┏━━

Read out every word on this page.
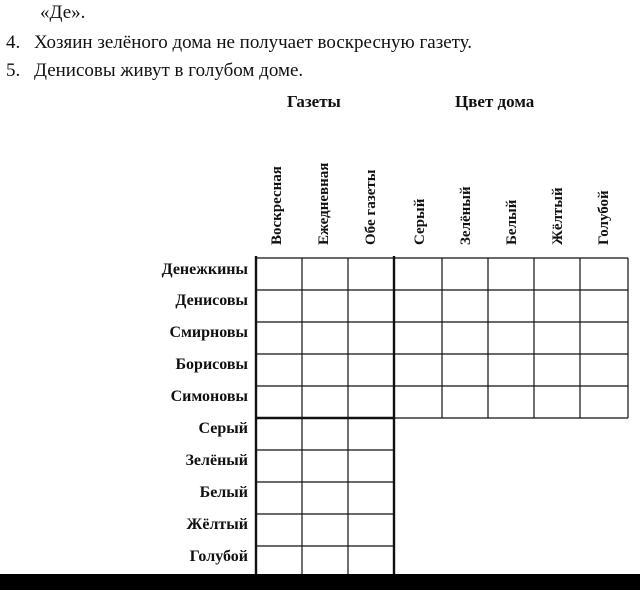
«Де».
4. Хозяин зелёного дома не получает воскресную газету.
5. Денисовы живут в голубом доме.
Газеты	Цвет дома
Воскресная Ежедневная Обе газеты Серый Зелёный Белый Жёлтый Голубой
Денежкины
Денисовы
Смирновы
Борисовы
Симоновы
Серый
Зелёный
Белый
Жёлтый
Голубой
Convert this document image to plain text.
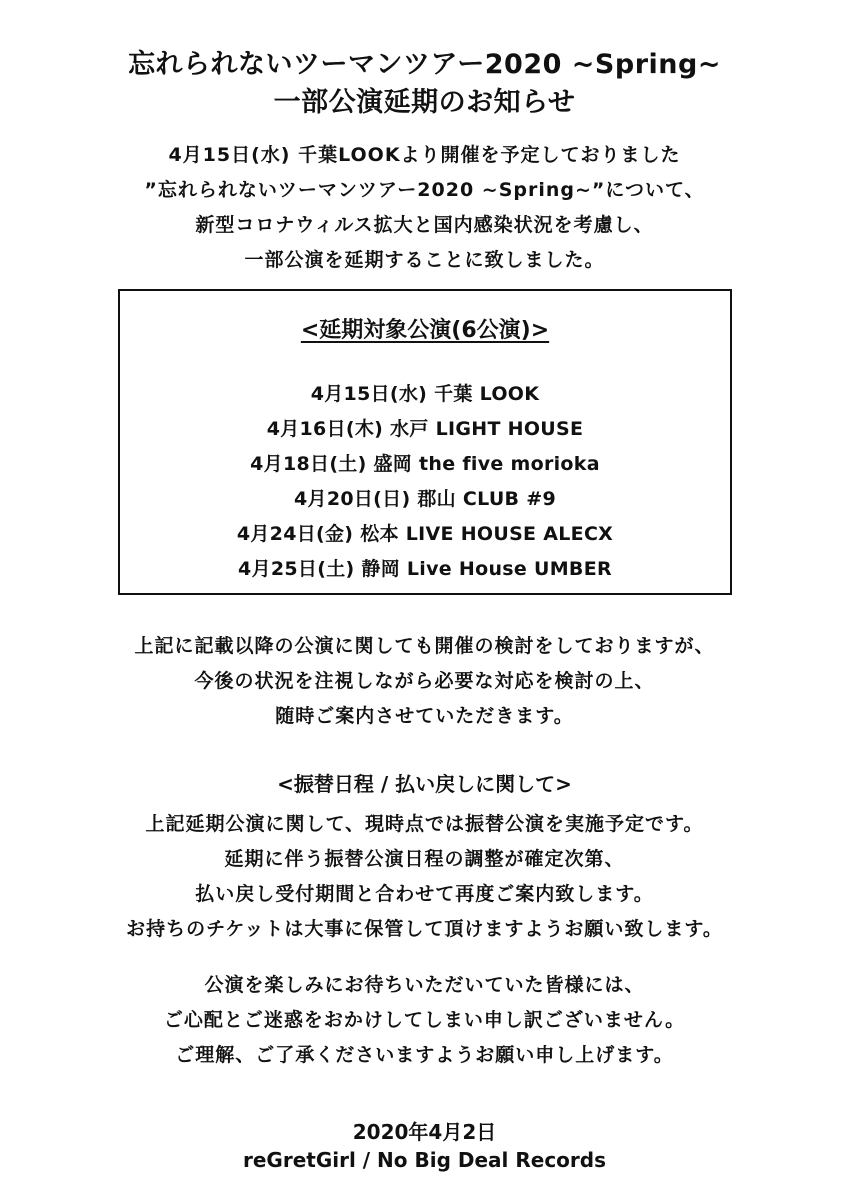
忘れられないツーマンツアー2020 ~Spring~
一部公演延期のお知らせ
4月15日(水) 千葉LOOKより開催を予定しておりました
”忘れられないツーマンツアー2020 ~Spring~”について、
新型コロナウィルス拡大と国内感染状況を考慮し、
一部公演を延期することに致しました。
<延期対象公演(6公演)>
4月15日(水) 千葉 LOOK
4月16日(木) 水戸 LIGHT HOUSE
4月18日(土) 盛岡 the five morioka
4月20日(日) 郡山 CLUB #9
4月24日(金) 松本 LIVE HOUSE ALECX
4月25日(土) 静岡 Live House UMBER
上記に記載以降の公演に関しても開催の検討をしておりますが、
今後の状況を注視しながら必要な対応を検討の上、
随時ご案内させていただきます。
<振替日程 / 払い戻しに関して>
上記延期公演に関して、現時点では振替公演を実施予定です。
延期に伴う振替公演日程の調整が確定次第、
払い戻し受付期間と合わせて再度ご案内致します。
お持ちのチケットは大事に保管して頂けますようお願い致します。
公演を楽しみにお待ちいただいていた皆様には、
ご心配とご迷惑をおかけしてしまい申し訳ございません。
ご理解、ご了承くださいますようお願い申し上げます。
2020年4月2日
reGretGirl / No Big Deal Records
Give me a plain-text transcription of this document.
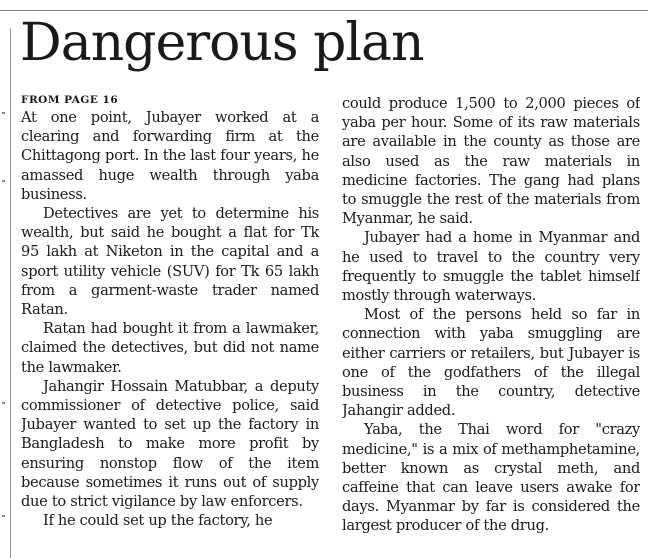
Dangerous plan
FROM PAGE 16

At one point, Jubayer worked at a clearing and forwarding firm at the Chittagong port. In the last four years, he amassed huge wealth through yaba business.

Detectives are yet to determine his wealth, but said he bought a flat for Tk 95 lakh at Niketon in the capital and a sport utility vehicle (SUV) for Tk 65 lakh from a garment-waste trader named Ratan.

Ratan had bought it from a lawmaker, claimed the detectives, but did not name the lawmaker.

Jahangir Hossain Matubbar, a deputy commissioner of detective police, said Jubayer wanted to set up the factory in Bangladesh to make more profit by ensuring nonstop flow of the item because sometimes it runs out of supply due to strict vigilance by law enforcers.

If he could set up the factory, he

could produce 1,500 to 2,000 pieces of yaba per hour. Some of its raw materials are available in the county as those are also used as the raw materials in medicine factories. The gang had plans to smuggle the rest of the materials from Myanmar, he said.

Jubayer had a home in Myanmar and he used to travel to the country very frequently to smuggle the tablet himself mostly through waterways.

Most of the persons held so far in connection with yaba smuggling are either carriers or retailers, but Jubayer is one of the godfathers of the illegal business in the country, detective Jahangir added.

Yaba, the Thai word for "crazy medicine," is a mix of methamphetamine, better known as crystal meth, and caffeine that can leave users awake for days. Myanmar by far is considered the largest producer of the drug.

┗━━

Give only the number of lines that include the word "business".

--- Expected answer ---
2